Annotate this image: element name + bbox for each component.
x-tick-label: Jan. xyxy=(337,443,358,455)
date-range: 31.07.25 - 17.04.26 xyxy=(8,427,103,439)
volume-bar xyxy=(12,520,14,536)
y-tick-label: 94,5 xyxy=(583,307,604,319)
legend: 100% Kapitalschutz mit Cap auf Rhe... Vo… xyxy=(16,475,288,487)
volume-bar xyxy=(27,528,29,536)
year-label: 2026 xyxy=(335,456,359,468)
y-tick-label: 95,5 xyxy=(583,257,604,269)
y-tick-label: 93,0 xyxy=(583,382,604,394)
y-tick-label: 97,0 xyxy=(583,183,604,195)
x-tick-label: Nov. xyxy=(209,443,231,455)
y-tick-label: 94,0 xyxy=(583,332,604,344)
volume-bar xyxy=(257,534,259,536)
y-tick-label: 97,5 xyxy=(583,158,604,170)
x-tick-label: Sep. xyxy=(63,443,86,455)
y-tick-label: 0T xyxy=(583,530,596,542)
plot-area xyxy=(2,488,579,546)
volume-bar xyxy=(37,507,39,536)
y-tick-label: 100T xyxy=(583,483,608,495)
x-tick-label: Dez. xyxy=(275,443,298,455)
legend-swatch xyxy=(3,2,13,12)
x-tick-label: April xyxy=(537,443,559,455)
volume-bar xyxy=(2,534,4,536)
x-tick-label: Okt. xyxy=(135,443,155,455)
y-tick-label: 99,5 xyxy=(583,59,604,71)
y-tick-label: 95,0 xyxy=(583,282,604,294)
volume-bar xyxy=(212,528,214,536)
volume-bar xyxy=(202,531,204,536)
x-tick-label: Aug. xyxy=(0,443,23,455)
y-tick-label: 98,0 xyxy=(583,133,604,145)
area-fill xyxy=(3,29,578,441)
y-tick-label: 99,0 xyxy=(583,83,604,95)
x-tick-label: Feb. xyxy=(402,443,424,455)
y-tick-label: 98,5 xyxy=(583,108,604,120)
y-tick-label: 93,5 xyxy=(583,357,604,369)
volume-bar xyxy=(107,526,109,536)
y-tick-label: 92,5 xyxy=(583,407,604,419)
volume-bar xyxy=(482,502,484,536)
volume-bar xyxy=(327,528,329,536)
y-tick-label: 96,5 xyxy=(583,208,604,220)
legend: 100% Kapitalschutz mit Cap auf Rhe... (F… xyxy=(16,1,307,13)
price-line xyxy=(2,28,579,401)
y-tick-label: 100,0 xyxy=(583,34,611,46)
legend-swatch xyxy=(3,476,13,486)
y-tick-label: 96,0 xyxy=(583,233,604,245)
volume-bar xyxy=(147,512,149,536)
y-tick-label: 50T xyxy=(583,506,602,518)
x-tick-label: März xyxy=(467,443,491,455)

────────────────────

Task to carry out. Update the lines above, replacing every "volume-bar" with "volume-column" and leaving everything else unchanged.

The output.
Annotate this image: element name + bbox for each component.
x-tick-label: Jan. xyxy=(337,443,358,455)
date-range: 31.07.25 - 17.04.26 xyxy=(8,427,103,439)
volume-column xyxy=(12,520,14,536)
y-tick-label: 94,5 xyxy=(583,307,604,319)
legend: 100% Kapitalschutz mit Cap auf Rhe... Vo… xyxy=(16,475,288,487)
volume-column xyxy=(27,528,29,536)
year-label: 2026 xyxy=(335,456,359,468)
y-tick-label: 95,5 xyxy=(583,257,604,269)
y-tick-label: 93,0 xyxy=(583,382,604,394)
y-tick-label: 97,0 xyxy=(583,183,604,195)
x-tick-label: Nov. xyxy=(209,443,231,455)
y-tick-label: 94,0 xyxy=(583,332,604,344)
volume-column xyxy=(257,534,259,536)
y-tick-label: 97,5 xyxy=(583,158,604,170)
x-tick-label: Sep. xyxy=(63,443,86,455)
y-tick-label: 0T xyxy=(583,530,596,542)
plot-area xyxy=(2,488,579,546)
volume-column xyxy=(37,507,39,536)
y-tick-label: 100T xyxy=(583,483,608,495)
x-tick-label: Dez. xyxy=(275,443,298,455)
legend-swatch xyxy=(3,2,13,12)
x-tick-label: April xyxy=(537,443,559,455)
volume-column xyxy=(2,534,4,536)
x-tick-label: Okt. xyxy=(135,443,155,455)
y-tick-label: 99,5 xyxy=(583,59,604,71)
y-tick-label: 95,0 xyxy=(583,282,604,294)
volume-column xyxy=(212,528,214,536)
volume-column xyxy=(202,531,204,536)
x-tick-label: Aug. xyxy=(0,443,23,455)
y-tick-label: 98,0 xyxy=(583,133,604,145)
area-fill xyxy=(3,29,578,441)
y-tick-label: 99,0 xyxy=(583,83,604,95)
x-tick-label: Feb. xyxy=(402,443,424,455)
y-tick-label: 98,5 xyxy=(583,108,604,120)
y-tick-label: 93,5 xyxy=(583,357,604,369)
volume-column xyxy=(107,526,109,536)
y-tick-label: 92,5 xyxy=(583,407,604,419)
volume-column xyxy=(482,502,484,536)
volume-column xyxy=(327,528,329,536)
y-tick-label: 96,5 xyxy=(583,208,604,220)
legend: 100% Kapitalschutz mit Cap auf Rhe... (F… xyxy=(16,1,307,13)
price-line xyxy=(2,28,579,401)
y-tick-label: 100,0 xyxy=(583,34,611,46)
legend-swatch xyxy=(3,476,13,486)
y-tick-label: 96,0 xyxy=(583,233,604,245)
volume-column xyxy=(147,512,149,536)
y-tick-label: 50T xyxy=(583,506,602,518)
x-tick-label: März xyxy=(467,443,491,455)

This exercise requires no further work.